Exercise directions | How many lines in these records hold the string "this"? State only that number.

The data |
——

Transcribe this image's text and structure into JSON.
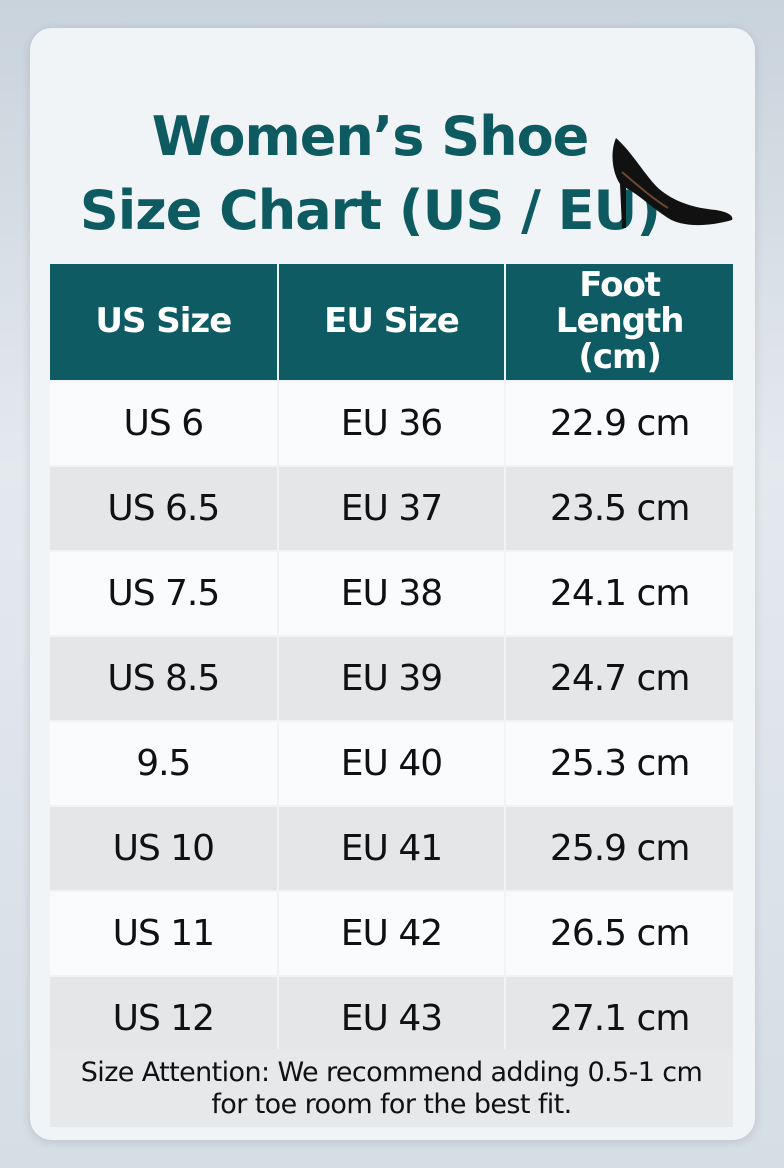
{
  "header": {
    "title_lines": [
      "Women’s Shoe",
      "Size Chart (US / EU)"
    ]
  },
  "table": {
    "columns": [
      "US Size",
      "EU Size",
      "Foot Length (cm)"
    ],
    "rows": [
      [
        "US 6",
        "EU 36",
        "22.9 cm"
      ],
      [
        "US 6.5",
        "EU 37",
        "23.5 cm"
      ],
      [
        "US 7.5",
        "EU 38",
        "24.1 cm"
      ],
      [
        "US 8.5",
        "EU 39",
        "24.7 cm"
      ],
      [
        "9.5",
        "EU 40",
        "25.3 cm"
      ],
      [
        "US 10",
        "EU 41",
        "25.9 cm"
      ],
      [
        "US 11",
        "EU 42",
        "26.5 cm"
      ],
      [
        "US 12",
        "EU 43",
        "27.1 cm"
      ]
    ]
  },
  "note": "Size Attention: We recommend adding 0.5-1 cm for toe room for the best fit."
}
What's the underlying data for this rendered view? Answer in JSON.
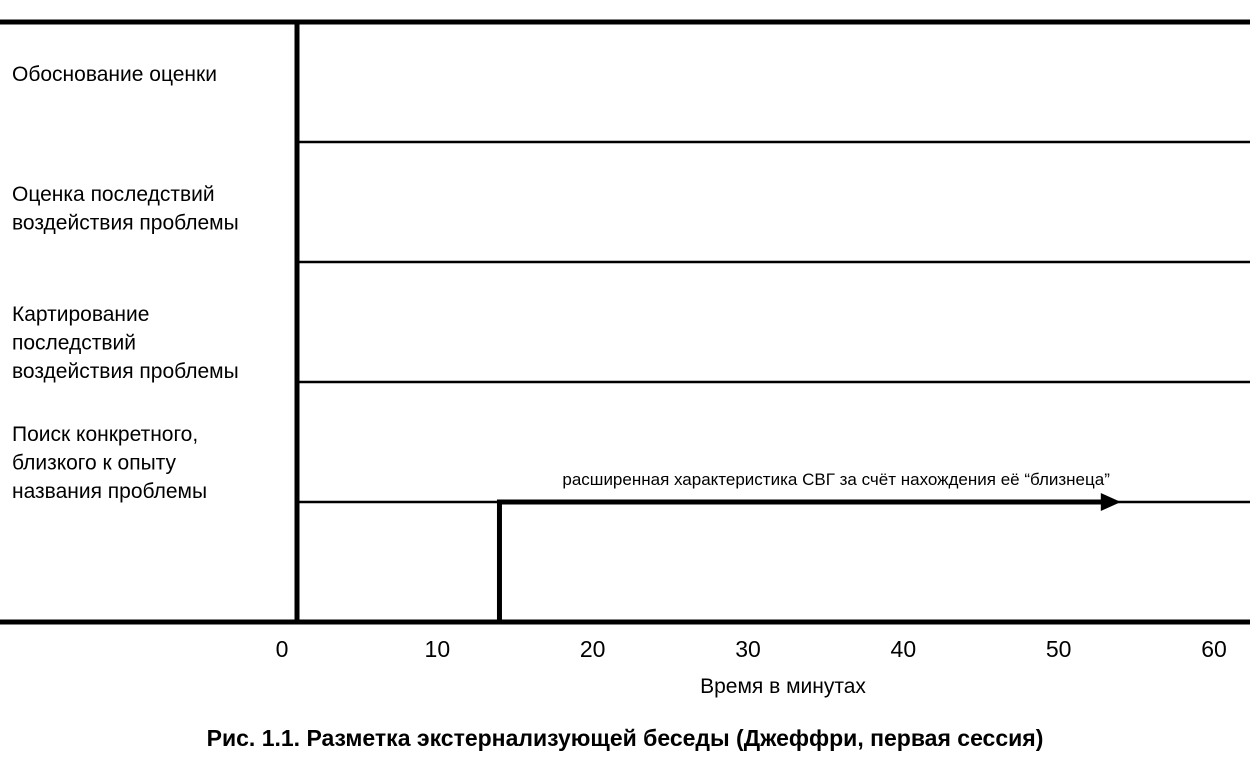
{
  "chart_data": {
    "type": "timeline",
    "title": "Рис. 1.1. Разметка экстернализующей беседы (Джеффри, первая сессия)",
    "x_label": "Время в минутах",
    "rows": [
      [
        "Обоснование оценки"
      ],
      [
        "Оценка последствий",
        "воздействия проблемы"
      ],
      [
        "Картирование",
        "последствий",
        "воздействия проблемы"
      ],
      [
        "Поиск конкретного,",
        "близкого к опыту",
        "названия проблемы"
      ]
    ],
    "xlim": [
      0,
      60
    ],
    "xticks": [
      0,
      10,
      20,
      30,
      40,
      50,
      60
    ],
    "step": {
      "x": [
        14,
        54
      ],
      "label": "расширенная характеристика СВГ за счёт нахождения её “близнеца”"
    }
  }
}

——

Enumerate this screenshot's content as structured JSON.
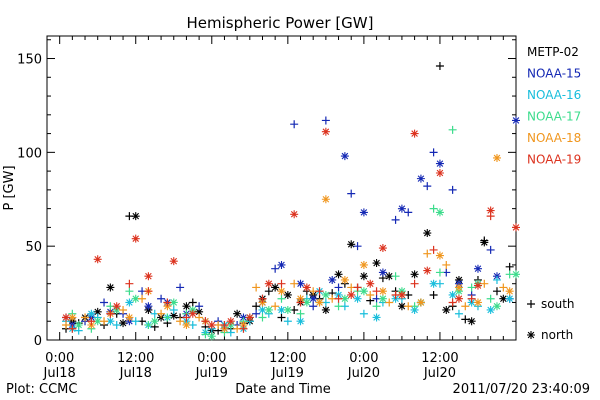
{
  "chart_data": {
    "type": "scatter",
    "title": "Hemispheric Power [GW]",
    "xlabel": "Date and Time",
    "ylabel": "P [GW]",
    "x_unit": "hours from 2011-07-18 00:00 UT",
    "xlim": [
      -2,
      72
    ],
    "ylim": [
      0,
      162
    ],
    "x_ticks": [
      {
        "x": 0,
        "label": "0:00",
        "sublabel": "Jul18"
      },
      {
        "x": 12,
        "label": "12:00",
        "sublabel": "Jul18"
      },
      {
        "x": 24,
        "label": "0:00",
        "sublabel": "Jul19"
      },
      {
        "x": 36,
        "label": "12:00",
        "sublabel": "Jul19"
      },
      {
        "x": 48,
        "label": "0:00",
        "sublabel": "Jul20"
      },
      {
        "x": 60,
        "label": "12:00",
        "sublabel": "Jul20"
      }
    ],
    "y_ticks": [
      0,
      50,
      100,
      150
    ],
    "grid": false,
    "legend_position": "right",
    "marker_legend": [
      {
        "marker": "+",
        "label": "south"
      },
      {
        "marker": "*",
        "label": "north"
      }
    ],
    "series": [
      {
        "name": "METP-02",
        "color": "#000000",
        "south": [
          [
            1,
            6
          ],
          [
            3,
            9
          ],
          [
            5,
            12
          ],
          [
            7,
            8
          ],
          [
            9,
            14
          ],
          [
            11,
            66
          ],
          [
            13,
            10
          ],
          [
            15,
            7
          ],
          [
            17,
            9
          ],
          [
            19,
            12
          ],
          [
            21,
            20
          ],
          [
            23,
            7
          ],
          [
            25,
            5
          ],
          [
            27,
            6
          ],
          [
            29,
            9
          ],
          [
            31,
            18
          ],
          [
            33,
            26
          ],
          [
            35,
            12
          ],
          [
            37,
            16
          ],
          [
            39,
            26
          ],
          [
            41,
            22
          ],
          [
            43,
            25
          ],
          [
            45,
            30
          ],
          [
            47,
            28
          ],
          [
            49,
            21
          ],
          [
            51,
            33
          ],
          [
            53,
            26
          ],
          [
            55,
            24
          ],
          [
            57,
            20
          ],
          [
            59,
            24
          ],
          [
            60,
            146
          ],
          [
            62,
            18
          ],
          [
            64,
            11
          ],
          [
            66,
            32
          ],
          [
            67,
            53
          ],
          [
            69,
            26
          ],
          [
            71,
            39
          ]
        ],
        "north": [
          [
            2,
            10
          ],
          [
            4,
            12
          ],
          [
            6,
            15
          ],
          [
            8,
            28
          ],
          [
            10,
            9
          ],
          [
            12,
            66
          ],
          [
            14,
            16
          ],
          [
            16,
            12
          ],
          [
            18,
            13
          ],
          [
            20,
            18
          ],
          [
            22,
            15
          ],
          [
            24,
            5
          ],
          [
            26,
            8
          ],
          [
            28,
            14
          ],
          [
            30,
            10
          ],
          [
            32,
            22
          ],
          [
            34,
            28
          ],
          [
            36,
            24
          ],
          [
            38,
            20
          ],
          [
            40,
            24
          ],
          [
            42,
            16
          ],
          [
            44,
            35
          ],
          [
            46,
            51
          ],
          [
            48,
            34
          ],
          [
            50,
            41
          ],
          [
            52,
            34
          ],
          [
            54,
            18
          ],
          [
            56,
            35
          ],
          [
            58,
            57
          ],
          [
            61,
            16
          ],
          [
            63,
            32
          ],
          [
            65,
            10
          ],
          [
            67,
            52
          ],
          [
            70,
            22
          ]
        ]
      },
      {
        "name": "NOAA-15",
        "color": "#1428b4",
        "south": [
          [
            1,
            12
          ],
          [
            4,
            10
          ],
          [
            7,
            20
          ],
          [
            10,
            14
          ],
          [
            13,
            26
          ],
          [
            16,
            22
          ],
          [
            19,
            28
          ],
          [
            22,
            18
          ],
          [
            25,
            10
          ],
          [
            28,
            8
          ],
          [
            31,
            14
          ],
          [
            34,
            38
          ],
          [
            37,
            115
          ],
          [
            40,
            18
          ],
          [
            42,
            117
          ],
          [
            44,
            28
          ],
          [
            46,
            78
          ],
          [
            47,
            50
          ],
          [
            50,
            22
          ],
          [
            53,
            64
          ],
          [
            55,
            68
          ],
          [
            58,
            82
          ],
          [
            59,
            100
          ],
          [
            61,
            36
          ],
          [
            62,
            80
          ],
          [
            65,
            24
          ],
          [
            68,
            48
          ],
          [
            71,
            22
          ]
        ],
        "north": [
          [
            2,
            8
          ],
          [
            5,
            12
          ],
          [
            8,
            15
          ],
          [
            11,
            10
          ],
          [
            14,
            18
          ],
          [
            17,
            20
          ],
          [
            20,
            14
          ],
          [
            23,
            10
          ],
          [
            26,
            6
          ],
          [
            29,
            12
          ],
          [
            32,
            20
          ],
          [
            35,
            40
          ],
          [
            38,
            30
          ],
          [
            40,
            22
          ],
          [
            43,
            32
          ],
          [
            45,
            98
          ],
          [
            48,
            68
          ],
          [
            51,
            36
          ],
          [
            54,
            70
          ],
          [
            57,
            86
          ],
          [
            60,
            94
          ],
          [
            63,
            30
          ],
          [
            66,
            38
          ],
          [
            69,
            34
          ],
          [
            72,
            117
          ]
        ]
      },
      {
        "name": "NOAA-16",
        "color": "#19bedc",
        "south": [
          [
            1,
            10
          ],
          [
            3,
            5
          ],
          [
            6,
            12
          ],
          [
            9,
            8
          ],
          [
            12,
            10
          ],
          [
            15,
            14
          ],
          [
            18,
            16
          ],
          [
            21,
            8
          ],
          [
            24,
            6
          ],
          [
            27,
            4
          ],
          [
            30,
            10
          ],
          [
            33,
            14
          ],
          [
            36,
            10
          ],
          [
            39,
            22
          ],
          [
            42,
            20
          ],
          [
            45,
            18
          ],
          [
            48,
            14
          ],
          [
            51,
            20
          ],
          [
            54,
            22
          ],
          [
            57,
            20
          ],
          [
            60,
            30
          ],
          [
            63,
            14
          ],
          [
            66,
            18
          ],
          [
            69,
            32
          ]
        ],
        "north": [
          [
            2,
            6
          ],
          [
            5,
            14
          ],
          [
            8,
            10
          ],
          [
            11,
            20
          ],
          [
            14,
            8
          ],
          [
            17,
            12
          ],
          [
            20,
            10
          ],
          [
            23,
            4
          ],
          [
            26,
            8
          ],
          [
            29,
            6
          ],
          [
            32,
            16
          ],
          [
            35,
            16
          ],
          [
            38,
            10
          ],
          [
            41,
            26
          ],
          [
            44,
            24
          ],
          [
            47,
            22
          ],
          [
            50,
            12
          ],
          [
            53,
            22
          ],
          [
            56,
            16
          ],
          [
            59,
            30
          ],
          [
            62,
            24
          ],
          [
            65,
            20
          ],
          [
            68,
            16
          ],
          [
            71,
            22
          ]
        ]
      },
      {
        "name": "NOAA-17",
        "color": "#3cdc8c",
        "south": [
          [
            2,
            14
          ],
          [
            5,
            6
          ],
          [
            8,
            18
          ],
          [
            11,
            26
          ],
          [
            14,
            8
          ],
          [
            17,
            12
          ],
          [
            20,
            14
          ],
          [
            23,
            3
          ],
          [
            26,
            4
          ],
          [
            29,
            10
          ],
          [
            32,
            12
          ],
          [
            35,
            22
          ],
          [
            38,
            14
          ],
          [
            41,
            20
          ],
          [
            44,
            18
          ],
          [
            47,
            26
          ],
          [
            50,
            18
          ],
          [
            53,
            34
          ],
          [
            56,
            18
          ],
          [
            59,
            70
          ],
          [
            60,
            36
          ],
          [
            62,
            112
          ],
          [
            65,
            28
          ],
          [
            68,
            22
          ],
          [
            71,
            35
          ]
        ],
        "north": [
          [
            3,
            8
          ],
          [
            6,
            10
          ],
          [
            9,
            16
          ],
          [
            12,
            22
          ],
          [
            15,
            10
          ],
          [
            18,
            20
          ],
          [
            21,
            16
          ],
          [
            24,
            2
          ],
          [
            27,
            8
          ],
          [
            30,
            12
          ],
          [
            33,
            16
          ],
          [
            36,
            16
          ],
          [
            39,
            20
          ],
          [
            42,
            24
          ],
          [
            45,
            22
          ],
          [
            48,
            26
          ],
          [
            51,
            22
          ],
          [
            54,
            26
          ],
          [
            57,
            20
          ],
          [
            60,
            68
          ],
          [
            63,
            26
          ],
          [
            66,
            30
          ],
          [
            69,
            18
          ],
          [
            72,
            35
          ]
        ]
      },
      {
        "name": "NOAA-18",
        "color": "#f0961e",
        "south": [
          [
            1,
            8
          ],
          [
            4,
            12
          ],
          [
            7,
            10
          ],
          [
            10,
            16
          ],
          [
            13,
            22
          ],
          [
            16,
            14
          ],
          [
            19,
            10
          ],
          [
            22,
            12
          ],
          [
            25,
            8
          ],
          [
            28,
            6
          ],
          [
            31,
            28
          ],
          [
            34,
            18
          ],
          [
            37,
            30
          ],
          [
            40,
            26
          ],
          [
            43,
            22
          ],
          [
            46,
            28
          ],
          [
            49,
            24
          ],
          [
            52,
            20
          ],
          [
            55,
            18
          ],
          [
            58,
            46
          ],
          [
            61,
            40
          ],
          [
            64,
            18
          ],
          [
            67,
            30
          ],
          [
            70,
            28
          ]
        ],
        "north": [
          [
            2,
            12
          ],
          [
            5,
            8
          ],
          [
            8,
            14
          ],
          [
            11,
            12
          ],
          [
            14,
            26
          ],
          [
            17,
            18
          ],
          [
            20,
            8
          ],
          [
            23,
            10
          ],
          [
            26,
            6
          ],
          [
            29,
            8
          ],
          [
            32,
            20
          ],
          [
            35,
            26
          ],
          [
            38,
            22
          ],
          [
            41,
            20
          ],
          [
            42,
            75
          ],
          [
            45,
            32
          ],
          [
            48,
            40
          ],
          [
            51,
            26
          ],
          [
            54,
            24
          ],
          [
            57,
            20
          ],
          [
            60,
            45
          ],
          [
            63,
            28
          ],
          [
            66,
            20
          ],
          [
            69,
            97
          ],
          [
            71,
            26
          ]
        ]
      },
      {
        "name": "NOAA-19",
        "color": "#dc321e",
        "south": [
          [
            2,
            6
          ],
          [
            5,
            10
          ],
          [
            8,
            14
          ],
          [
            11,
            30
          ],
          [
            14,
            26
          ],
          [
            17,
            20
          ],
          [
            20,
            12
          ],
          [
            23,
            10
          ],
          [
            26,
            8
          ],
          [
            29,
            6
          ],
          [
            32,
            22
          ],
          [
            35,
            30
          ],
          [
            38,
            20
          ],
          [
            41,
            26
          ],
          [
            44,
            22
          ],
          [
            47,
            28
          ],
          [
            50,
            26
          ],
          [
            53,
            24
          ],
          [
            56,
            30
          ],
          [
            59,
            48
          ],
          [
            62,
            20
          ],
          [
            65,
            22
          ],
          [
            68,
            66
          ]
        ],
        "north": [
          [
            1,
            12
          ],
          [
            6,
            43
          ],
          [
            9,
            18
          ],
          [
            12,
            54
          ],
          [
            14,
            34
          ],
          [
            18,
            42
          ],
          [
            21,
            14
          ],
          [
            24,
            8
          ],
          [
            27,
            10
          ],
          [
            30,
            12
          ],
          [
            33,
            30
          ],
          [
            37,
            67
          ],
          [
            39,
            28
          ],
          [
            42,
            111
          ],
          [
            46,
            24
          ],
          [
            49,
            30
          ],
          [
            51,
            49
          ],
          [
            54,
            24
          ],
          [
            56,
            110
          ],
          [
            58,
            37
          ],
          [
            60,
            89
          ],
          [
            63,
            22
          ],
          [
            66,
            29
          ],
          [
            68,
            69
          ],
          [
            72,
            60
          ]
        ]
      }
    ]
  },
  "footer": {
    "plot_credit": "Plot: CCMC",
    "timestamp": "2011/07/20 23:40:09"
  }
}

——

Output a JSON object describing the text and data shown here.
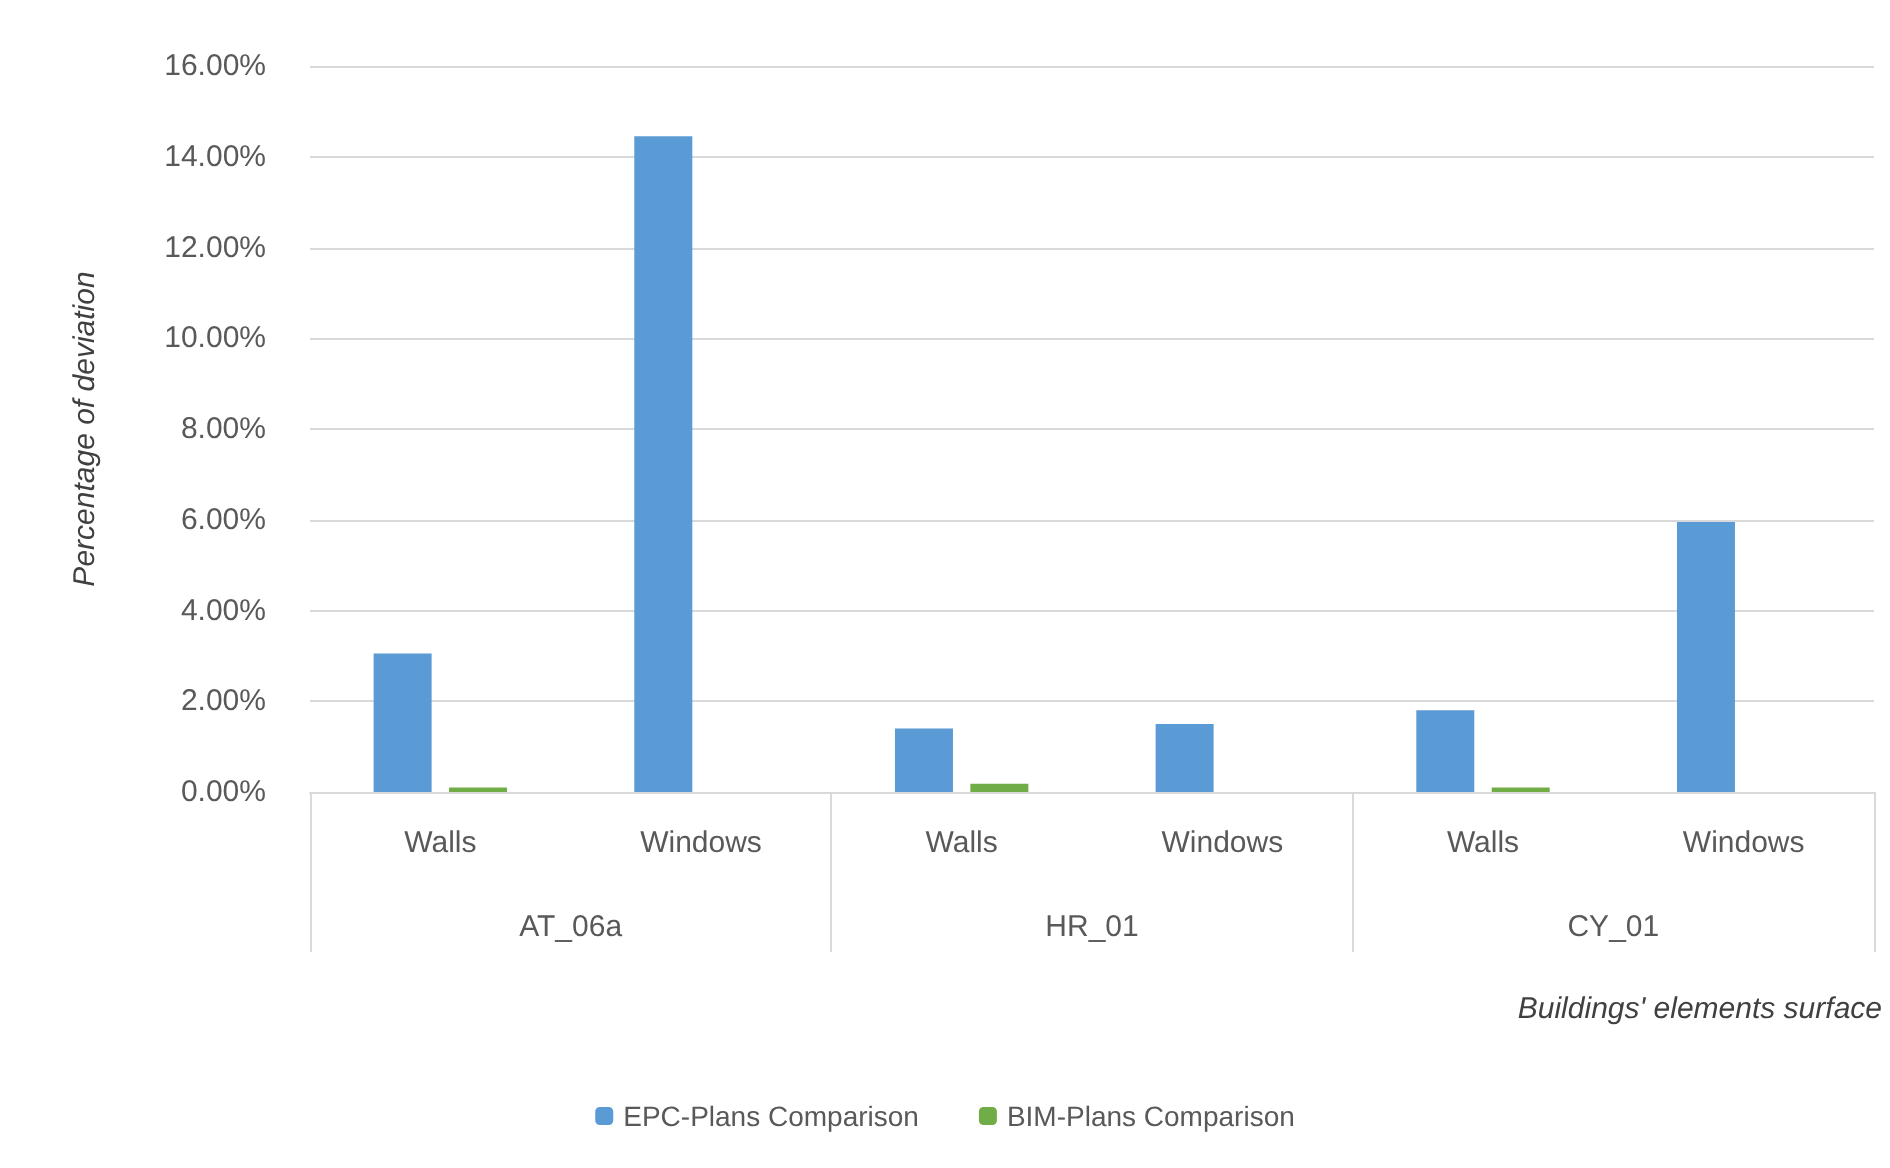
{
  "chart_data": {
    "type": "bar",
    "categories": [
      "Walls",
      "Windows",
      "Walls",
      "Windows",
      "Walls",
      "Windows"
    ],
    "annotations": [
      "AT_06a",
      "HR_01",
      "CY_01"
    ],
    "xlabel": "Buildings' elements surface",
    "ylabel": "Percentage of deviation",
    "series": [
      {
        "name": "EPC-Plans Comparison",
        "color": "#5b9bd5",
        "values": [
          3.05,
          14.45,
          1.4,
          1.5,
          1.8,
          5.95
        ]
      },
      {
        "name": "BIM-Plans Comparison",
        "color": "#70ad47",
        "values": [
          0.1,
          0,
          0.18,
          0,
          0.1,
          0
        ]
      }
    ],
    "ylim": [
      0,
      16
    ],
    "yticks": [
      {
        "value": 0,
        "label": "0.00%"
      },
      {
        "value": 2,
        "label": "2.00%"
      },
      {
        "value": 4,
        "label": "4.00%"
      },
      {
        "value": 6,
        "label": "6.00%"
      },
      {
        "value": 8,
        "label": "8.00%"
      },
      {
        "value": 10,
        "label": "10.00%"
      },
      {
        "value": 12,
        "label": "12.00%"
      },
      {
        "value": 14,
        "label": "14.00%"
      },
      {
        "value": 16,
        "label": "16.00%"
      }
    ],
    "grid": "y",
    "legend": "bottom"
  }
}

——

Complete answer | 3